**Saved data entries:**
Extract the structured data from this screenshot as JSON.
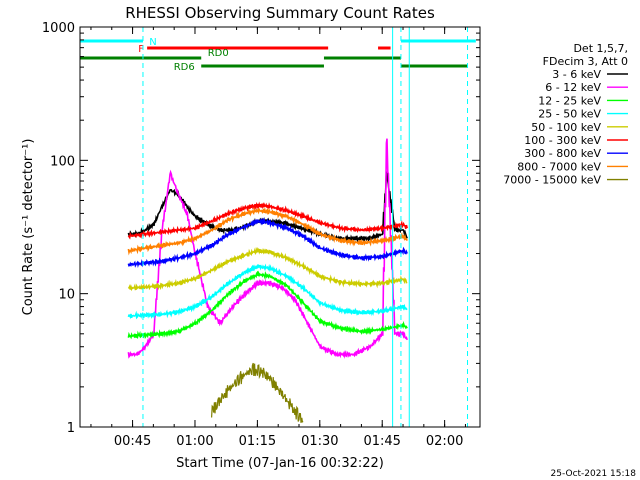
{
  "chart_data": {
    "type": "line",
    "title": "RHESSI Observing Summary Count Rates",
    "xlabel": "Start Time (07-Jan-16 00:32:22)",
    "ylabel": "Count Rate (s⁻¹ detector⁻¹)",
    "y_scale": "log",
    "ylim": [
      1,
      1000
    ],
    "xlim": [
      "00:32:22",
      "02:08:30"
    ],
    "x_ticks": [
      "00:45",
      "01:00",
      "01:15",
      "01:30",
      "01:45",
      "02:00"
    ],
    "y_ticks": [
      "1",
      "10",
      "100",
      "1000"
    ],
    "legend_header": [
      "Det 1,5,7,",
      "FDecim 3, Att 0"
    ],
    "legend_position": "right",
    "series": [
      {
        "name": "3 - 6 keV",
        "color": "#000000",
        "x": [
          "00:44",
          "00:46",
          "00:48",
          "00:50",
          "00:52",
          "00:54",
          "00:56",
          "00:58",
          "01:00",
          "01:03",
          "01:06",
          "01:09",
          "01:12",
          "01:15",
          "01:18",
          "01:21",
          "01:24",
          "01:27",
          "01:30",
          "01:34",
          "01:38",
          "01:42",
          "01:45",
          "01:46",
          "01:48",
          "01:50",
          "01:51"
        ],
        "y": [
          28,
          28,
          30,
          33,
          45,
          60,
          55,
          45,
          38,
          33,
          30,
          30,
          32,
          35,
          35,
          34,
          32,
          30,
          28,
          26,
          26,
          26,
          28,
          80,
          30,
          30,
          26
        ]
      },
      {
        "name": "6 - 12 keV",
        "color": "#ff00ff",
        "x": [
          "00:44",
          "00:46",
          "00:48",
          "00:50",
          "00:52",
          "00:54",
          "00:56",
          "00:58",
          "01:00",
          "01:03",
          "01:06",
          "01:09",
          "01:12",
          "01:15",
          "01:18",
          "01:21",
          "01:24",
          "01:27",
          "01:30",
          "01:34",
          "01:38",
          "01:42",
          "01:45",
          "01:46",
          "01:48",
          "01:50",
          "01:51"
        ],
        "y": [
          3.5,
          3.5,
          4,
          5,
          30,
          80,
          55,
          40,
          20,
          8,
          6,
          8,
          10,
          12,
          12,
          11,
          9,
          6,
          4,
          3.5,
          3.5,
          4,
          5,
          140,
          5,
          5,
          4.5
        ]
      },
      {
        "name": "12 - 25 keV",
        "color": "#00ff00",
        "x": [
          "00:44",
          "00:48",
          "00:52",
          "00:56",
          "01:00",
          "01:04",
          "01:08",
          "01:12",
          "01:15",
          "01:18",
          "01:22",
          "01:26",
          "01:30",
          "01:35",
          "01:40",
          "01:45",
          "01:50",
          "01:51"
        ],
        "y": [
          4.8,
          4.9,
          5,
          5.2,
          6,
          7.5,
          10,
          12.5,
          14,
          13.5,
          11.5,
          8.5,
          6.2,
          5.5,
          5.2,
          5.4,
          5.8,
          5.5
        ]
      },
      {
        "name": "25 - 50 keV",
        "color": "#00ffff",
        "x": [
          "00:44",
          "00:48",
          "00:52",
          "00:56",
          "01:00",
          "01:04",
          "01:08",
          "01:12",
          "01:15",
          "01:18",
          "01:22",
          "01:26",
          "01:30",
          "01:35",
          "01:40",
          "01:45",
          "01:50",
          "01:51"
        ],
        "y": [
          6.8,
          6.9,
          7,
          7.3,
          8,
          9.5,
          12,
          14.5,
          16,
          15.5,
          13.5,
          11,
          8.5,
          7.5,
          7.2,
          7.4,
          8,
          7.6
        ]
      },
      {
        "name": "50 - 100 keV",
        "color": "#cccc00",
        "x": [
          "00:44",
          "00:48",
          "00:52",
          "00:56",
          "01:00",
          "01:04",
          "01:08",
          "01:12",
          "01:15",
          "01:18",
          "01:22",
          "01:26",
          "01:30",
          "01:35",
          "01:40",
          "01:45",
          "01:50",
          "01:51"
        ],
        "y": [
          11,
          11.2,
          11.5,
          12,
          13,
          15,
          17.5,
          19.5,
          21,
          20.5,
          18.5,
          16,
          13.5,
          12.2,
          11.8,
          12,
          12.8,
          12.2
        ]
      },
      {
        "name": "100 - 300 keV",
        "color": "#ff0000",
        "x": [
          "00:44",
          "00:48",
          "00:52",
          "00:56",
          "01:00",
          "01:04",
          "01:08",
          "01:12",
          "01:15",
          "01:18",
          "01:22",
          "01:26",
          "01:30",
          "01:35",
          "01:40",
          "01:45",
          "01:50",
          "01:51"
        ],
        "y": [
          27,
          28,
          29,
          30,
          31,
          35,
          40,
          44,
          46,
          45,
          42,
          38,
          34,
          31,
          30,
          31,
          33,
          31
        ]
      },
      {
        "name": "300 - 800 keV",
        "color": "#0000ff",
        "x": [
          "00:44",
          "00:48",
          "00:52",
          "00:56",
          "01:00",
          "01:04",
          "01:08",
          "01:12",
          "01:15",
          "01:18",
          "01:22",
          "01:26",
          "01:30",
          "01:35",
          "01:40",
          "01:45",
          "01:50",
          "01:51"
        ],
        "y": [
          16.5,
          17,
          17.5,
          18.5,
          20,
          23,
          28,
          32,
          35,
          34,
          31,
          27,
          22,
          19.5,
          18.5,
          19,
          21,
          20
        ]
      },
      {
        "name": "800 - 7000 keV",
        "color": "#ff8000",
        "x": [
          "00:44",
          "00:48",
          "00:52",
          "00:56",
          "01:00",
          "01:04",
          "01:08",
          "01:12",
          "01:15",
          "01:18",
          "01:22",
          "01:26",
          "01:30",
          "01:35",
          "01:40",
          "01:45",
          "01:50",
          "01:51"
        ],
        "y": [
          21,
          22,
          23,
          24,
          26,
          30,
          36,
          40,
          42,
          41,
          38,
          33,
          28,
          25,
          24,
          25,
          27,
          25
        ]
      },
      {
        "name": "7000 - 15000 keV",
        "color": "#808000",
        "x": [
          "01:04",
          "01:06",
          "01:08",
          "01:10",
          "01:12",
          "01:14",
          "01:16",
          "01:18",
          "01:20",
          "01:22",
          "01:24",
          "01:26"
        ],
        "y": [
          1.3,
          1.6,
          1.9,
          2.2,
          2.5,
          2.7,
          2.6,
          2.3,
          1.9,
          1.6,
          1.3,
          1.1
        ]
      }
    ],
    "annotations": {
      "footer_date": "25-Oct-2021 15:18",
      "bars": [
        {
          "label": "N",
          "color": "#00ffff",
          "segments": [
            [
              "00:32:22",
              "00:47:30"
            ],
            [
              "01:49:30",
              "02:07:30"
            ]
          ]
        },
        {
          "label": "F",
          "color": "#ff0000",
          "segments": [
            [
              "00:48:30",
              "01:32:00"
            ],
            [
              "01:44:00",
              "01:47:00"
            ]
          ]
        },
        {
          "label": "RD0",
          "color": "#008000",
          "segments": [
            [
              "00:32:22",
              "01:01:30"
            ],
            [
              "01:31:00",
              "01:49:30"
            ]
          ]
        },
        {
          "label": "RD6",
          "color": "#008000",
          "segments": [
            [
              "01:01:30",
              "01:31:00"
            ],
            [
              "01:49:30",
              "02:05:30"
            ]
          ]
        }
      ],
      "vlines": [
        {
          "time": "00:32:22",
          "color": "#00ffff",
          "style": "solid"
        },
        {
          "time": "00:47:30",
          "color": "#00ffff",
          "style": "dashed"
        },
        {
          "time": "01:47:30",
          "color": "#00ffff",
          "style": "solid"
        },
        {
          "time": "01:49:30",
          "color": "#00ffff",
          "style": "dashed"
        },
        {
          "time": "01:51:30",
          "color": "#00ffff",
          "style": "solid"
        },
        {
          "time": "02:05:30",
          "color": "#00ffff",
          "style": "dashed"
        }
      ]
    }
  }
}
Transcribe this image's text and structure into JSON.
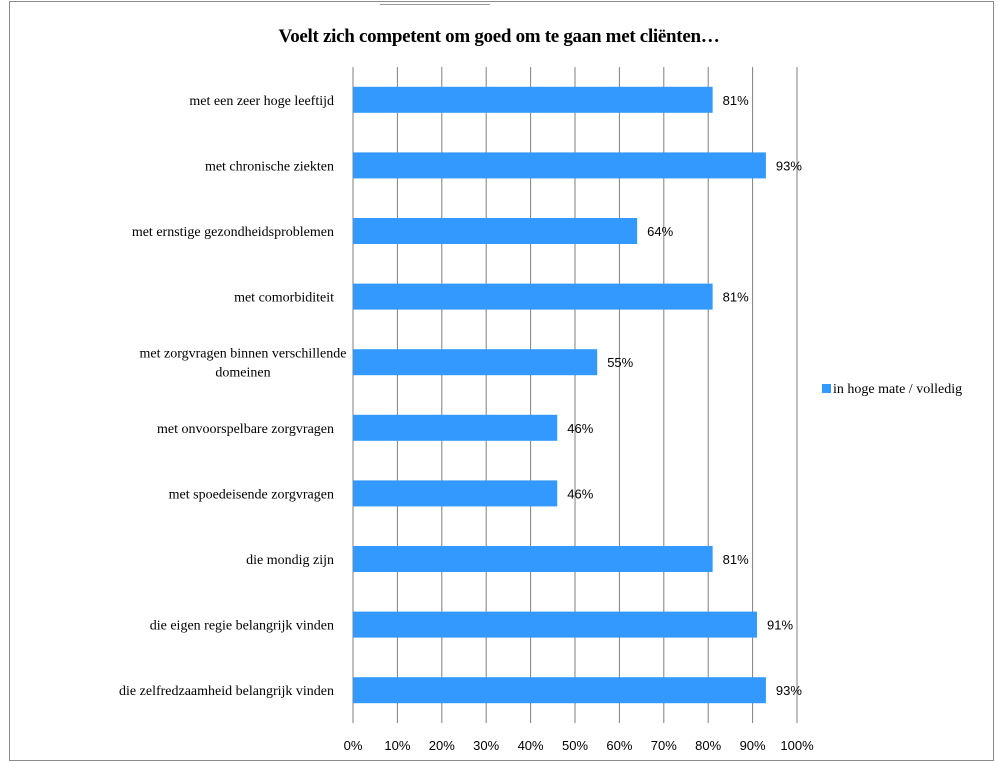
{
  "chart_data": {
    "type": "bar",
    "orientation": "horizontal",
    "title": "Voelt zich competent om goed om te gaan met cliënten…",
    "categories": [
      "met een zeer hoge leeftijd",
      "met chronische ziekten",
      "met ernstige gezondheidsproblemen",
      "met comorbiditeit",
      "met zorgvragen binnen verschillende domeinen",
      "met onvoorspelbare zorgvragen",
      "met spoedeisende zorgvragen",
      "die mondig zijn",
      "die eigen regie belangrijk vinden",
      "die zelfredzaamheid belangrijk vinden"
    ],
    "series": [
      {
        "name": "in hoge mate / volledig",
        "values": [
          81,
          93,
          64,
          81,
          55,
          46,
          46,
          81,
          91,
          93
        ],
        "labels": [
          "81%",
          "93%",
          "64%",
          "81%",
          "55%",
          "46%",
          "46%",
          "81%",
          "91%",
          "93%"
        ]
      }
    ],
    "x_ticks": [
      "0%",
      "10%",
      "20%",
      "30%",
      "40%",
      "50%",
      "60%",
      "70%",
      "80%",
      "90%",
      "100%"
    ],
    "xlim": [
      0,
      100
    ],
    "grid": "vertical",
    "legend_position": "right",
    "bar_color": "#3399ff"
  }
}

--

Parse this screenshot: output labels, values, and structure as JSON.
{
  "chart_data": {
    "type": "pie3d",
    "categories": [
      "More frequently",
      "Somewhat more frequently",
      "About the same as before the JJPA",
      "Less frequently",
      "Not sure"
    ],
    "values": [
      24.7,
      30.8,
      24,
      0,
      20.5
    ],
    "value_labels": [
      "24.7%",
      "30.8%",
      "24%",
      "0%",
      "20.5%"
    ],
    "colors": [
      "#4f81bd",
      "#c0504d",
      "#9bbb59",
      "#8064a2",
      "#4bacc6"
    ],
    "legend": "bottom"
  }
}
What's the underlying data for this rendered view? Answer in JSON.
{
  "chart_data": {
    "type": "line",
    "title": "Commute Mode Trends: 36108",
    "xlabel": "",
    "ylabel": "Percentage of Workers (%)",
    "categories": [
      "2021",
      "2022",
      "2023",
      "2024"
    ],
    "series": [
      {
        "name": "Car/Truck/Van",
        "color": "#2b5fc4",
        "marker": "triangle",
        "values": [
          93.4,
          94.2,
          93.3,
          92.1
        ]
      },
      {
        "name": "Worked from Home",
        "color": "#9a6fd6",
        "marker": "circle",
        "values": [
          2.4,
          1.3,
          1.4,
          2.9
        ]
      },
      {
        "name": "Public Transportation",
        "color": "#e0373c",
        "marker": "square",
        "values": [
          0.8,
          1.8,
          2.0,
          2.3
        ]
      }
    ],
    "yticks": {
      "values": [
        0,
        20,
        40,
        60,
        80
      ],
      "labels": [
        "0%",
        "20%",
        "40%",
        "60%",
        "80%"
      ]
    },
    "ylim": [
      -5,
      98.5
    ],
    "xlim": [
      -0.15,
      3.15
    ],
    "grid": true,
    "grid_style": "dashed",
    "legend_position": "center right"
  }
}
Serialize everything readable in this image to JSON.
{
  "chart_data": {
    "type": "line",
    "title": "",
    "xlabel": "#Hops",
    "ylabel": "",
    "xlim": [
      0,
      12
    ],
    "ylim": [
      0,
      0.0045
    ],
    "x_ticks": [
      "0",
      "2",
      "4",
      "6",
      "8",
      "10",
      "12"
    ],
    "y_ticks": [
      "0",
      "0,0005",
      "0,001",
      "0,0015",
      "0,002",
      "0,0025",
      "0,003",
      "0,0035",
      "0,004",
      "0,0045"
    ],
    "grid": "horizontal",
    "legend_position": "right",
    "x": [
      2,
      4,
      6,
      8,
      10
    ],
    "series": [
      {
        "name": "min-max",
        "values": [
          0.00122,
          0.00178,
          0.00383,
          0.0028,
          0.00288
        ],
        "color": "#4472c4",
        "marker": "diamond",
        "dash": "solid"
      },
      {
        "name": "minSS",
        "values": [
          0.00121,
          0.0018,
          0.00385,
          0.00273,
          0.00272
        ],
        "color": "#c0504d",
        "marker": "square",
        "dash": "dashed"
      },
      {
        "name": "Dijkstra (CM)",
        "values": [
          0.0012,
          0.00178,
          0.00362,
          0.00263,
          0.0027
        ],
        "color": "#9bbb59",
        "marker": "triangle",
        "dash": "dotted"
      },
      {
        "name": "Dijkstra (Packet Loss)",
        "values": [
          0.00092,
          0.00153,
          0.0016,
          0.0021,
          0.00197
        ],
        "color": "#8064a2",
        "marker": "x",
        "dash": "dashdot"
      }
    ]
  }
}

* * *

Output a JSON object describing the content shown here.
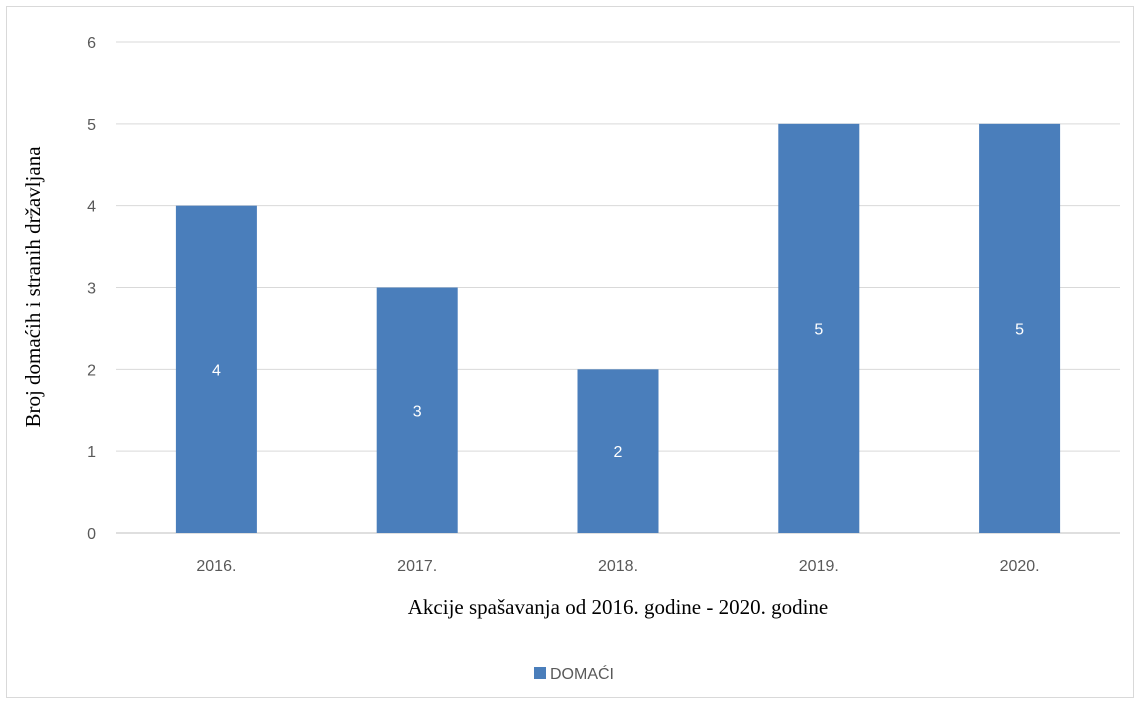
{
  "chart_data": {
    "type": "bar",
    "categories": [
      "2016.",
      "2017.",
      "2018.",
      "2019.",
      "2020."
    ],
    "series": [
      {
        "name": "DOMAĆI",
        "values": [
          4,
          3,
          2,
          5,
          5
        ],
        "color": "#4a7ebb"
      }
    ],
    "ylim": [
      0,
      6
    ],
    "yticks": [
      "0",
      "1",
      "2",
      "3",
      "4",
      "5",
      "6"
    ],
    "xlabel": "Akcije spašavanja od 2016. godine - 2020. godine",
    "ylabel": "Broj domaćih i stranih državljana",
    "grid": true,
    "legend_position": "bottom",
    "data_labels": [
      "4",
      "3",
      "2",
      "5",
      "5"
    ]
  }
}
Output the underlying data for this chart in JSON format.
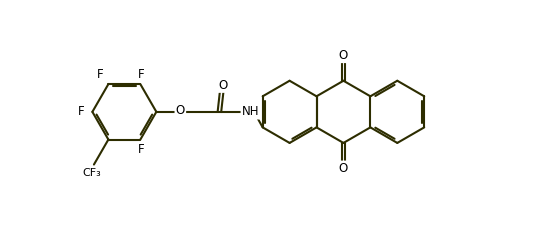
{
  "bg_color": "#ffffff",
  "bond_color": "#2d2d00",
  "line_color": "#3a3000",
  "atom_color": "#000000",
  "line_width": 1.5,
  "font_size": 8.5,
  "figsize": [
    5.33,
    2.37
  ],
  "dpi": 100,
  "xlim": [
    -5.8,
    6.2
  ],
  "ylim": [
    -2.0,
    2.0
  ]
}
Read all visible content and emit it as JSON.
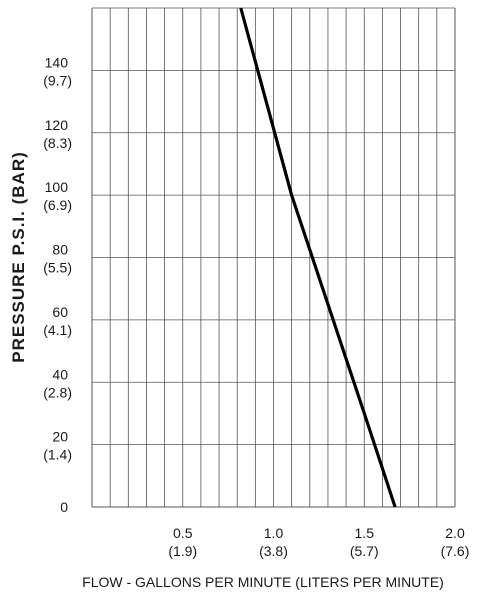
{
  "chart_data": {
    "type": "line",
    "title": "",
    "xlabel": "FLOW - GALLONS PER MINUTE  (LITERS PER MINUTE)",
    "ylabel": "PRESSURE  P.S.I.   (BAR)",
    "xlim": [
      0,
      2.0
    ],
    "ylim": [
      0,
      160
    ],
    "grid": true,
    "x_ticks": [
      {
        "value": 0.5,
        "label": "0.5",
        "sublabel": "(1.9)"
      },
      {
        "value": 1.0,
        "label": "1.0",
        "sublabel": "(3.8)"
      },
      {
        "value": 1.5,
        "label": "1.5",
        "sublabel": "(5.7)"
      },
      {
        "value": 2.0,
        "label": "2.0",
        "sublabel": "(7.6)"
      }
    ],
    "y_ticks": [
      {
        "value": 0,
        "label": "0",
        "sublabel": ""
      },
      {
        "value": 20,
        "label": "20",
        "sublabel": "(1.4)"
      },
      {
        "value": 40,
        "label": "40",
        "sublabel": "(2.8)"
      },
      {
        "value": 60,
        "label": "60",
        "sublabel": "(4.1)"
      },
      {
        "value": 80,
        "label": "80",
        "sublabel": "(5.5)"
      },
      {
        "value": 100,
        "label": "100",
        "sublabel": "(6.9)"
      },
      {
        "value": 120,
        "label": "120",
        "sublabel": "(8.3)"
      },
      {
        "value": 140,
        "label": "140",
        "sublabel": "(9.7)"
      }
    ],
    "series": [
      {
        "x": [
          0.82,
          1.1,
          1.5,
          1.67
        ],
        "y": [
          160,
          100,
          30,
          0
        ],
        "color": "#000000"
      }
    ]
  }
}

**GOAL:** Report back each line of the entries that holds the string "sublabel".

**RESULT OF THIS EXERCISE:**
        "sublabel": "(1.9)"
        "sublabel": "(3.8)"
        "sublabel": "(5.7)"
        "sublabel": "(7.6)"
        "sublabel": ""
        "sublabel": "(1.4)"
        "sublabel": "(2.8)"
        "sublabel": "(4.1)"
        "sublabel": "(5.5)"
        "sublabel": "(6.9)"
        "sublabel": "(8.3)"
        "sublabel": "(9.7)"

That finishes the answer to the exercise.